## AVAILABLE DATA
________

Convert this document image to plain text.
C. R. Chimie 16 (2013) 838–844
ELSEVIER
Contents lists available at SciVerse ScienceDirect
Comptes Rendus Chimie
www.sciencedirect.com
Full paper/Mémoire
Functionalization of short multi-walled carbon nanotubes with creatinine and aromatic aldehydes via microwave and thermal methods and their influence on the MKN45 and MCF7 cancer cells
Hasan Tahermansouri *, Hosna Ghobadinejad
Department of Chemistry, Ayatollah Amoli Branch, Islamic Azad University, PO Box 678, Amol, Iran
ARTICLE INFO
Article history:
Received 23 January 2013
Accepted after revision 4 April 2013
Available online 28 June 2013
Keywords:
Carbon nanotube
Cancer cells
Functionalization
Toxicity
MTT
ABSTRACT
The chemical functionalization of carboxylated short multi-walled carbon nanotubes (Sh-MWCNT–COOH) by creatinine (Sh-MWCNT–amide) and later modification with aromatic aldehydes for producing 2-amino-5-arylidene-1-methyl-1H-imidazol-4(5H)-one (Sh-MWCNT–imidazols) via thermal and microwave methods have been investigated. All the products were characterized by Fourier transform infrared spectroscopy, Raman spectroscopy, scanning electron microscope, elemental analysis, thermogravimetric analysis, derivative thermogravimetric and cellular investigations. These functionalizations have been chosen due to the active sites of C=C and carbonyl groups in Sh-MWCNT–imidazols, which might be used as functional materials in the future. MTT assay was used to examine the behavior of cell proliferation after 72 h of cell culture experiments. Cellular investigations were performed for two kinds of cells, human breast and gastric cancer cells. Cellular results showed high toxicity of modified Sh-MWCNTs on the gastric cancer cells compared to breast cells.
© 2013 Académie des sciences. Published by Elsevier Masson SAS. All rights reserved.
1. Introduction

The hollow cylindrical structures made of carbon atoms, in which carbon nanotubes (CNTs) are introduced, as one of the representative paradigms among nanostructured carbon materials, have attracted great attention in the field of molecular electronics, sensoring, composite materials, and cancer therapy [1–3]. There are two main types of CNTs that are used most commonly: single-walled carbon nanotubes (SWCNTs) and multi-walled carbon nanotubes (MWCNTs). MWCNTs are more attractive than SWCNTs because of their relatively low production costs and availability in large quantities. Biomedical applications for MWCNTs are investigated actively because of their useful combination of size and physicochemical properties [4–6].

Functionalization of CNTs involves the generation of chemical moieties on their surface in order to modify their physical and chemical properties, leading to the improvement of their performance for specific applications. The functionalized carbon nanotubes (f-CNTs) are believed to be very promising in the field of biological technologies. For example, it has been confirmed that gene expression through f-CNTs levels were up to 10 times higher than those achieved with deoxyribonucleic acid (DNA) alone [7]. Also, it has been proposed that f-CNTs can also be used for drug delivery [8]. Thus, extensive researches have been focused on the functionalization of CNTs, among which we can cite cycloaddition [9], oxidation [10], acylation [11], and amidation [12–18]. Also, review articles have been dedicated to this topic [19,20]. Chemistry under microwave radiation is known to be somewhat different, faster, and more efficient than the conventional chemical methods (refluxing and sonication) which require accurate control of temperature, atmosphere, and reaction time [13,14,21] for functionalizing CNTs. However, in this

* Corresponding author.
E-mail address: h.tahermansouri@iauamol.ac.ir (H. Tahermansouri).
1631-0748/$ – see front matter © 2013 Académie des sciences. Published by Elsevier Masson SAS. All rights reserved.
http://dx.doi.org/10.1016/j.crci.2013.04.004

________

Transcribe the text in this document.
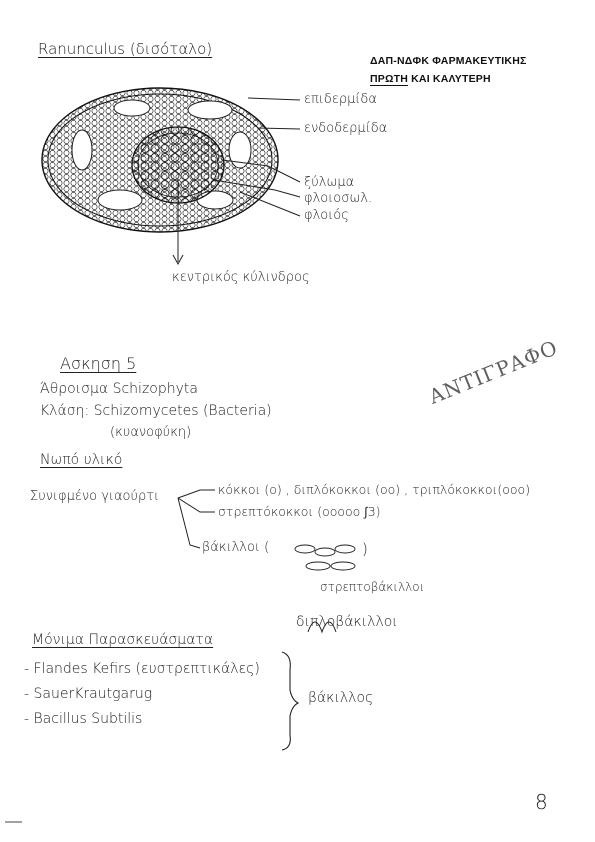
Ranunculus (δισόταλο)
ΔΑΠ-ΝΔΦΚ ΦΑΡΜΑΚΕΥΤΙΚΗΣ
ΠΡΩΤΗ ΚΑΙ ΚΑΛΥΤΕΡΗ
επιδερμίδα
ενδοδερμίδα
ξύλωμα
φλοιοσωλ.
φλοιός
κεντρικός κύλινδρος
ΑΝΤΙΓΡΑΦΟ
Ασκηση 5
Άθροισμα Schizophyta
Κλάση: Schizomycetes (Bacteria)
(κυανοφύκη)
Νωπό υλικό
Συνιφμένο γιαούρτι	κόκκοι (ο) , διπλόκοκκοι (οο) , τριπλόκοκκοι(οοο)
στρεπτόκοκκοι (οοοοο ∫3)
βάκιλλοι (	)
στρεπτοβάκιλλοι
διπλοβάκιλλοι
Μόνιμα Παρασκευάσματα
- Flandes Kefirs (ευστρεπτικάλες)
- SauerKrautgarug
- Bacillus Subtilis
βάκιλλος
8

________

## HOW TO COMPLETE THIS TASK
Indicate how many lines in the records above contain the word "Chimie", giving only the number.

## SOLUTION TO THIS EXERCISE
2